WORK TO BE COMPLETED: Do any lines in the data below contain "nhất"? If so, copy every one of them.

--------------------

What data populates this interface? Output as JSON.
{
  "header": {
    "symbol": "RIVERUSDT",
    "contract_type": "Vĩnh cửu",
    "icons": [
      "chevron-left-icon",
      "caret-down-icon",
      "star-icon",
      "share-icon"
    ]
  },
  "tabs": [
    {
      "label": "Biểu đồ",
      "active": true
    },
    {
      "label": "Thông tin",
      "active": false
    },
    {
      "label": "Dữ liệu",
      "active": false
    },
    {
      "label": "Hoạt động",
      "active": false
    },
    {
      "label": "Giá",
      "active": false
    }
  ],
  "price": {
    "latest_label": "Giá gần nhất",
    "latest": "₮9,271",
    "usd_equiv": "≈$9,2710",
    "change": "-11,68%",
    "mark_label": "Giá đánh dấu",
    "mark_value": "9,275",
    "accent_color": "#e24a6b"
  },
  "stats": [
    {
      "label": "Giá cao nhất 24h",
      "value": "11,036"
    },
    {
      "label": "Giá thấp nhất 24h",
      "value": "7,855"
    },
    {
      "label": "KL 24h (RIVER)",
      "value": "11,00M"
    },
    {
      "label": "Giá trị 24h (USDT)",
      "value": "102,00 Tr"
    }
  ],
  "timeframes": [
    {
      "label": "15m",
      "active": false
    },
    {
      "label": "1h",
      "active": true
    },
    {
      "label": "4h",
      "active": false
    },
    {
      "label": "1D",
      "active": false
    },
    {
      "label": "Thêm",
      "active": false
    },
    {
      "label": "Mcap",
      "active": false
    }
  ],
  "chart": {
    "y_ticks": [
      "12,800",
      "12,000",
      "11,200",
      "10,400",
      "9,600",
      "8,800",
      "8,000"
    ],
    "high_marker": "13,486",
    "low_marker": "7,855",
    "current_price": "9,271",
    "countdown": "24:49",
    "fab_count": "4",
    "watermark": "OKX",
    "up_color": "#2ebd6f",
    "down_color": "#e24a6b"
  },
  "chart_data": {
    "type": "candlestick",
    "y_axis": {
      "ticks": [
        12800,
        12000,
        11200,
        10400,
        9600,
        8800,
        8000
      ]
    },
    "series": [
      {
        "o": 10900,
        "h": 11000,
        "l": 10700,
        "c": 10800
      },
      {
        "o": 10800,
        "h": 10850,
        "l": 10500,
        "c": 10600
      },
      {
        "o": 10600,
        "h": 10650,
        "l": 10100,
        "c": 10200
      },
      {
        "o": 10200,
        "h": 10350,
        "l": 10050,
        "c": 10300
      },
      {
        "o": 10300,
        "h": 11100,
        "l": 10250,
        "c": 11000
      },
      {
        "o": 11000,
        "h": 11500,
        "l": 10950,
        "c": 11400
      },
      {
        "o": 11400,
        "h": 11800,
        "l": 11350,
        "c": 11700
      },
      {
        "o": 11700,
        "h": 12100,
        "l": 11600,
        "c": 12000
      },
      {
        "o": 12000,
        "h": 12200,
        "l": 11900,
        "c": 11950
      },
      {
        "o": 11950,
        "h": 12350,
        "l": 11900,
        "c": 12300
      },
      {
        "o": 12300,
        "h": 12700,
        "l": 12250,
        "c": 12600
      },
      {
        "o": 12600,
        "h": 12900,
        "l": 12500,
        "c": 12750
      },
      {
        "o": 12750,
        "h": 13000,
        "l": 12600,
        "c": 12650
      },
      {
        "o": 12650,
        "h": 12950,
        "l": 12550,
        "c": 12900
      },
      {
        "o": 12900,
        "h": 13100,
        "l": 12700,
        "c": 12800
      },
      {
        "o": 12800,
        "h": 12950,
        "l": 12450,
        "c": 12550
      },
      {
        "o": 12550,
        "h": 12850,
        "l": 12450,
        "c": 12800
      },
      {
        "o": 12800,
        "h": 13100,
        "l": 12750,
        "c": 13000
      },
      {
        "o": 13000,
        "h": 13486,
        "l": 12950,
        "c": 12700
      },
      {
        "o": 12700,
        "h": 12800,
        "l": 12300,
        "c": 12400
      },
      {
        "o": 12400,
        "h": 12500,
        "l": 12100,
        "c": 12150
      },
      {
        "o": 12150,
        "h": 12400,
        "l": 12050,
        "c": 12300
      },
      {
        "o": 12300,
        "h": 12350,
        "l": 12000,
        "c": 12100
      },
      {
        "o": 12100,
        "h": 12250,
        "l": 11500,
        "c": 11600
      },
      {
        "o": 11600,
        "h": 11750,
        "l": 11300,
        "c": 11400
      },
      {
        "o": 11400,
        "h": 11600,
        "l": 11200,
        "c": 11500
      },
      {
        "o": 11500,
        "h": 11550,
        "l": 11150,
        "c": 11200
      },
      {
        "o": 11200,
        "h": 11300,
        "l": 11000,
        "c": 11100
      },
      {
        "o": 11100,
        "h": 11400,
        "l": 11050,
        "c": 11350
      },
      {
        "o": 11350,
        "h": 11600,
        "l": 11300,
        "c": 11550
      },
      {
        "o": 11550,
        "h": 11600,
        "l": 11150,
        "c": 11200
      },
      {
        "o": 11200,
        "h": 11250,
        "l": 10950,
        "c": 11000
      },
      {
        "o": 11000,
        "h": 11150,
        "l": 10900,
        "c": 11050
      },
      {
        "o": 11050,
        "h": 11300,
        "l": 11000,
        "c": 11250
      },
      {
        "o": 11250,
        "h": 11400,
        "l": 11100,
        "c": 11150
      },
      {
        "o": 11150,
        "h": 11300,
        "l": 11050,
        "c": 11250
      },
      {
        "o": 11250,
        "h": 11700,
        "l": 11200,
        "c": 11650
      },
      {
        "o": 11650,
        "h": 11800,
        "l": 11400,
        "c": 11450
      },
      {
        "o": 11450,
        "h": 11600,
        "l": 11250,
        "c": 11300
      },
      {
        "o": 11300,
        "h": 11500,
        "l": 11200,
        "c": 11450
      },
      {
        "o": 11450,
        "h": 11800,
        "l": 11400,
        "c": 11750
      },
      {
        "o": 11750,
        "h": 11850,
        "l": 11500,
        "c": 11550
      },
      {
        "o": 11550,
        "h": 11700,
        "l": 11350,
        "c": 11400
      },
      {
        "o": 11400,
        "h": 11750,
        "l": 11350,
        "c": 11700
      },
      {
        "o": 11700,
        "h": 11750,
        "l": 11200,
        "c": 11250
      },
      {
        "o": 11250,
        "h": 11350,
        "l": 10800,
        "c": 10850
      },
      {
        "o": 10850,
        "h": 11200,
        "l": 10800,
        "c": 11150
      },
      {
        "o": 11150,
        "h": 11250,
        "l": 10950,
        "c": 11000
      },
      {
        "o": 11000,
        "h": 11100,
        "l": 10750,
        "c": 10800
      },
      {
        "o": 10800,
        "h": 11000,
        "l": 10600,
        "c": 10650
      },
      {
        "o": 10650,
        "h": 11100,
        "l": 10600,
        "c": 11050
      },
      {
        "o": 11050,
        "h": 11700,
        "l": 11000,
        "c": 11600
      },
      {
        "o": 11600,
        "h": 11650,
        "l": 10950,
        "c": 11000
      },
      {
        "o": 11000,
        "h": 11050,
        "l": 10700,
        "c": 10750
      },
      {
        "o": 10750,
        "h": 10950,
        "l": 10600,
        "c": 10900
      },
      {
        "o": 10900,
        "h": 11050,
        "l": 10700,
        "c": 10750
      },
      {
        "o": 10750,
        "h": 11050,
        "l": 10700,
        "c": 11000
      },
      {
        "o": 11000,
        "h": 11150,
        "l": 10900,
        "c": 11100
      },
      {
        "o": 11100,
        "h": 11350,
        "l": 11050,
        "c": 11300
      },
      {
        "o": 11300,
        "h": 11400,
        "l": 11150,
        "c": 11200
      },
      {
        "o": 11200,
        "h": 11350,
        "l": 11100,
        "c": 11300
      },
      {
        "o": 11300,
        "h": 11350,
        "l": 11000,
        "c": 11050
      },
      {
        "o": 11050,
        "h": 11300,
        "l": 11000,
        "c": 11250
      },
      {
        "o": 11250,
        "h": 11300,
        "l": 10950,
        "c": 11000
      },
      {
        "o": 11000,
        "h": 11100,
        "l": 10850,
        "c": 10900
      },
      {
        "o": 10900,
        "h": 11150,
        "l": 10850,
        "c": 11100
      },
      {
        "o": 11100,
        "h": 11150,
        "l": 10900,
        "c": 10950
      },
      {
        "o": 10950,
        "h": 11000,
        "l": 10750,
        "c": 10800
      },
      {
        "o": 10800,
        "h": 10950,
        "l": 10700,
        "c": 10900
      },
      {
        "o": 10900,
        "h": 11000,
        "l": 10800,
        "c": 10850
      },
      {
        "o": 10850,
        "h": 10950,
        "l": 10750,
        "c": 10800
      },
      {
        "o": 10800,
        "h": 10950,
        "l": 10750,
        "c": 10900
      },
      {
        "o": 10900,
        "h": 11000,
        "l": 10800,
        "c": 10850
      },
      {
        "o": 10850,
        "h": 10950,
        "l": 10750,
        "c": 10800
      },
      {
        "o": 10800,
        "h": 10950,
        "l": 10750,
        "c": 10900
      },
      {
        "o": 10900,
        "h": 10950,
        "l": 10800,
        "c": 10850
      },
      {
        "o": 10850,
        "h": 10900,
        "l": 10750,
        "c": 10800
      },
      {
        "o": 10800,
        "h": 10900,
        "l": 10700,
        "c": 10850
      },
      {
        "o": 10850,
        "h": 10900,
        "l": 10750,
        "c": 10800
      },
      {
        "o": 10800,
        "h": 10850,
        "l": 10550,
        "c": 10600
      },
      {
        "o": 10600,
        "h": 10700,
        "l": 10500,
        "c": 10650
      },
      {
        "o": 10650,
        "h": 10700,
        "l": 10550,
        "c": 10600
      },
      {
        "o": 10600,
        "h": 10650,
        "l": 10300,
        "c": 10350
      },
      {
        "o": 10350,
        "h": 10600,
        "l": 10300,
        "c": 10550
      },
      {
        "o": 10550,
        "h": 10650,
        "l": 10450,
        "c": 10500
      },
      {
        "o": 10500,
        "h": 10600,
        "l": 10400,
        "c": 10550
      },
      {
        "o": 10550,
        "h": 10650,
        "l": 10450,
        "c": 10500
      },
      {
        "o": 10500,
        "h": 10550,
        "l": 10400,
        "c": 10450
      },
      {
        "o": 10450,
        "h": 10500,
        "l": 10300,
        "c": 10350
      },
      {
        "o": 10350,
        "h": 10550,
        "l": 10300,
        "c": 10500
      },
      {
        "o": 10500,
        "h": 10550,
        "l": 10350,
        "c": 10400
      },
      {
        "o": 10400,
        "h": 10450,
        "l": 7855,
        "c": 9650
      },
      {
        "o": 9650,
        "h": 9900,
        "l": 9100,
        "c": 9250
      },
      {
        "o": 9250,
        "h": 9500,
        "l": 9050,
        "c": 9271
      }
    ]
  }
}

--------------------

EXERCISE SOLUTION:
    "latest_label": "Giá gần nhất",
      "label": "Giá cao nhất 24h",
      "label": "Giá thấp nhất 24h",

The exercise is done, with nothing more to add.